(Records from a collection of figures)
···

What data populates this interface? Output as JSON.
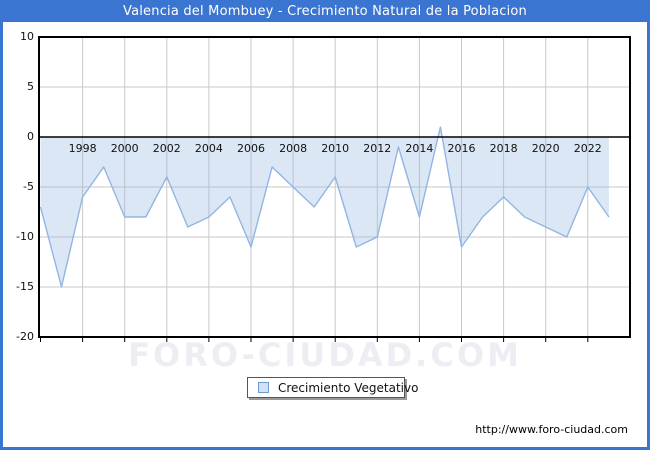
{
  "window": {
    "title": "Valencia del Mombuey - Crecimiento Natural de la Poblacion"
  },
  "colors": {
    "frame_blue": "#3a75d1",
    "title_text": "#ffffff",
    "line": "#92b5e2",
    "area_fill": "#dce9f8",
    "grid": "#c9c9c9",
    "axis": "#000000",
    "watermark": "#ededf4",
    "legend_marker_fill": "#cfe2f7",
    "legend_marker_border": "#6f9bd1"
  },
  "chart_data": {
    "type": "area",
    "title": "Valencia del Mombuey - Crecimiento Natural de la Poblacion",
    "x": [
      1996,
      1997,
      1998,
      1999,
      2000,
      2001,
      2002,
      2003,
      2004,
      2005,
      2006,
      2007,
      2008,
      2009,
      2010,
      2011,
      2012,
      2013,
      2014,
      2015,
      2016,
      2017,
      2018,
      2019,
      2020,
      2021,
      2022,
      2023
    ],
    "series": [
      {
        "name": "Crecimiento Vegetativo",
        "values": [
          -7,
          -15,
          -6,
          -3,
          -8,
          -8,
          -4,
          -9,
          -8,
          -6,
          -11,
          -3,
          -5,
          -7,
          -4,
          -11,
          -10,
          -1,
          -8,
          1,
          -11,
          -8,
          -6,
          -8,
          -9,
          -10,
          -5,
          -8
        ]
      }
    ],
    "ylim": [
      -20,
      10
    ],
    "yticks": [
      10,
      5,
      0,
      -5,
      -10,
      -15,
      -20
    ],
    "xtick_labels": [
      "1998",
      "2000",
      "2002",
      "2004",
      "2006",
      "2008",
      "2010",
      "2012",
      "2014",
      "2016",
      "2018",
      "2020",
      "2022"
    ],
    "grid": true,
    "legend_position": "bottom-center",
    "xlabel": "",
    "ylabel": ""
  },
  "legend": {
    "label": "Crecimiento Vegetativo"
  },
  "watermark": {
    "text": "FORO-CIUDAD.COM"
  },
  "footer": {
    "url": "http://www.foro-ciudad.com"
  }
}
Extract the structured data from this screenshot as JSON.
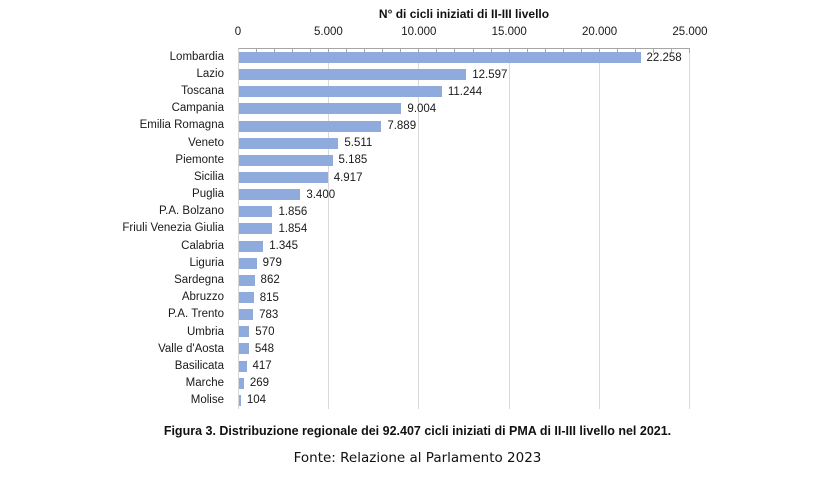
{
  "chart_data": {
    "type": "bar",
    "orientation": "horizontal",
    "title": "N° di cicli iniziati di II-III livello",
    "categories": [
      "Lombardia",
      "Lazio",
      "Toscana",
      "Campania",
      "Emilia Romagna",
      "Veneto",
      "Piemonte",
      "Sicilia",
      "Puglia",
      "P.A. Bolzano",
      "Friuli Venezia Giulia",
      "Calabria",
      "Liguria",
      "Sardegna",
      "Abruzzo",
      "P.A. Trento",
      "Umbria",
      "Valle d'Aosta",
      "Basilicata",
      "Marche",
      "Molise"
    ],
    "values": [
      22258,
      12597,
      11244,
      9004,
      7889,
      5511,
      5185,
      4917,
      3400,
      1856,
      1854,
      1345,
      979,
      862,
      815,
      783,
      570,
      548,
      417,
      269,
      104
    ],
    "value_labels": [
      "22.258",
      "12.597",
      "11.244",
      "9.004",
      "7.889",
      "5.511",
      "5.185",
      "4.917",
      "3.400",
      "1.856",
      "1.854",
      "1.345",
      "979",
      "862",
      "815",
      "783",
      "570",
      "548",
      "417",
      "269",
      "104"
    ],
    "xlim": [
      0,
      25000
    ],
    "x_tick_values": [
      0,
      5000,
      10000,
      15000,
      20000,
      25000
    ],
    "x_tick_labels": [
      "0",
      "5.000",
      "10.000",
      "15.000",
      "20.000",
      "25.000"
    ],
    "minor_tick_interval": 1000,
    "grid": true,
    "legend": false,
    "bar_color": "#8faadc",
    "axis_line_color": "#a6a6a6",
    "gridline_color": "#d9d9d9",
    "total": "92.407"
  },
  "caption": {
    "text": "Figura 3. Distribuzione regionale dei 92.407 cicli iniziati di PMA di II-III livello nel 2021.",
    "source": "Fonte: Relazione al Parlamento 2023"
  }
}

···

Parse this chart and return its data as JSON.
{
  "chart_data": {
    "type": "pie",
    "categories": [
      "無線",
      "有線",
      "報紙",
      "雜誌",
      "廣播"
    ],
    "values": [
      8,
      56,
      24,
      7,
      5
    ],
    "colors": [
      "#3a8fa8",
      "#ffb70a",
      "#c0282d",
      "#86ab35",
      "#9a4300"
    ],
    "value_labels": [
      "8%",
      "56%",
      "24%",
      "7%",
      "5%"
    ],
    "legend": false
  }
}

···

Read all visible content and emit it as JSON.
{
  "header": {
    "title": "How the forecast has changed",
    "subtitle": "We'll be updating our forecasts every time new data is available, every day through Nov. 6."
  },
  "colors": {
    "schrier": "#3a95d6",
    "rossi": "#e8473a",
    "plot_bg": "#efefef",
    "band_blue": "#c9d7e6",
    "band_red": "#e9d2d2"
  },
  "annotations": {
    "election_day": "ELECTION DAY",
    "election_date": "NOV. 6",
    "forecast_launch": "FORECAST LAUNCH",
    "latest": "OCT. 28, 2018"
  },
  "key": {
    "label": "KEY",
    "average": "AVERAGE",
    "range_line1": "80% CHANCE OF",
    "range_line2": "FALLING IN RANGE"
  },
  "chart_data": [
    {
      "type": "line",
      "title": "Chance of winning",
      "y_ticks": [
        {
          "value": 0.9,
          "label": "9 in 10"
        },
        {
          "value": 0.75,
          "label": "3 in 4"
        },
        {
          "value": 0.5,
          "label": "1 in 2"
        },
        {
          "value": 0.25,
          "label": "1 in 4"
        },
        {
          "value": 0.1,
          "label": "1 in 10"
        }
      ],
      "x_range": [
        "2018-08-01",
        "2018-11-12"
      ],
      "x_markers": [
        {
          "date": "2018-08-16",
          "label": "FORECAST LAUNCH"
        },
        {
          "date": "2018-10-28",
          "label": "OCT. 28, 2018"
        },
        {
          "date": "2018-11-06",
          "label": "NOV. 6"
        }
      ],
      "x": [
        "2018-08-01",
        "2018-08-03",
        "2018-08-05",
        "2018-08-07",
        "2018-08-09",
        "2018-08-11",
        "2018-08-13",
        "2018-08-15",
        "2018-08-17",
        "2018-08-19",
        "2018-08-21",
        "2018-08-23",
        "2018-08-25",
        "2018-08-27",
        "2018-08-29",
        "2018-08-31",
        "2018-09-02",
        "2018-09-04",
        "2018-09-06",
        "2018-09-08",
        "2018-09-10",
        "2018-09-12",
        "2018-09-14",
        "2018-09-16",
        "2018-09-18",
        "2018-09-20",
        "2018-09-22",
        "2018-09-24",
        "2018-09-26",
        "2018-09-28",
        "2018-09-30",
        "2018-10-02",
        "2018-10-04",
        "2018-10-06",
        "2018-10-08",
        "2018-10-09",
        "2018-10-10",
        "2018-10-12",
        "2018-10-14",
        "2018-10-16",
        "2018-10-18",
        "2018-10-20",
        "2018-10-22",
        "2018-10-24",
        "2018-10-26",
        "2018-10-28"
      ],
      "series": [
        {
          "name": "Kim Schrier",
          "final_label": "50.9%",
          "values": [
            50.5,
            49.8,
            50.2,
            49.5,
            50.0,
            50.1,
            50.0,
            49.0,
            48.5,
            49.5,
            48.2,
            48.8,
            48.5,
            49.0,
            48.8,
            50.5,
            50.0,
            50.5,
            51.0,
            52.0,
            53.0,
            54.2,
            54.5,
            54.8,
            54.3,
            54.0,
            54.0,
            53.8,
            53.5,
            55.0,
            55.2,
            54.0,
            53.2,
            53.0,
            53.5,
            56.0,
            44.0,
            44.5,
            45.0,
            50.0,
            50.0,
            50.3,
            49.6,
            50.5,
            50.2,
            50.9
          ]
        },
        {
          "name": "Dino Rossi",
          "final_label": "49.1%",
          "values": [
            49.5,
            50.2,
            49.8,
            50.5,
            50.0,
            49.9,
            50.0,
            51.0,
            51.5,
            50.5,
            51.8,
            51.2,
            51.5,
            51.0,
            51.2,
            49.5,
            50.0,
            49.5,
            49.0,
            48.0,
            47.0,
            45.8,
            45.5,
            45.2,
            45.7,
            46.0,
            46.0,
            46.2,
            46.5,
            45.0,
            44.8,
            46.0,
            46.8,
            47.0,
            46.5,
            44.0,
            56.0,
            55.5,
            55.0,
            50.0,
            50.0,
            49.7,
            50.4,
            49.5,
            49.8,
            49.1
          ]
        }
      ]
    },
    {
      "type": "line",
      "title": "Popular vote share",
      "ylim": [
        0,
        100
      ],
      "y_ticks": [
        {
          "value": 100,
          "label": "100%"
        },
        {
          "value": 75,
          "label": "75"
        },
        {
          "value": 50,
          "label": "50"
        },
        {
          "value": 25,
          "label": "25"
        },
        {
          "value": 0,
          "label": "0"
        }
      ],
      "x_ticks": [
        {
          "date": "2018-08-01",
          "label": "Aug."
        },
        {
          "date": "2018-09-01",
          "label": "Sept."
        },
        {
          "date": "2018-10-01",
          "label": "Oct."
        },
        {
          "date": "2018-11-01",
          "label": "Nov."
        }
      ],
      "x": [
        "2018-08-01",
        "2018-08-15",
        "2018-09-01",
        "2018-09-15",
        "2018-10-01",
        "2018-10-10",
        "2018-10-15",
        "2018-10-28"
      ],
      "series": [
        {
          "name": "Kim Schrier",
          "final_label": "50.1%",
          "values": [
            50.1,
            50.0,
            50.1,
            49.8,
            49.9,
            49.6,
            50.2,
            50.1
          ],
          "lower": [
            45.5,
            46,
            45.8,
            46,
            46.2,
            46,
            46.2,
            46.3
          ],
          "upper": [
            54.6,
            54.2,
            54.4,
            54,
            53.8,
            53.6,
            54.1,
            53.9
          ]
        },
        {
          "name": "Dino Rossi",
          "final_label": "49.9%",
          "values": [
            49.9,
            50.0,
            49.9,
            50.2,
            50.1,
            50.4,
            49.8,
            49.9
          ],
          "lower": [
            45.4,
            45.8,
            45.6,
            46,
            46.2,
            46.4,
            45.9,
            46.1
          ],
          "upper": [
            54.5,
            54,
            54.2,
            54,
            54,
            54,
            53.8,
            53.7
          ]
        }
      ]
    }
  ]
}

···

[Do this] In the entries above, find each line with the word "Poblacion" and copy it.

[Exercise response]
    "title": "Valencia del Mombuey - Crecimiento Natural de la Poblacion"
    "title": "Valencia del Mombuey - Crecimiento Natural de la Poblacion",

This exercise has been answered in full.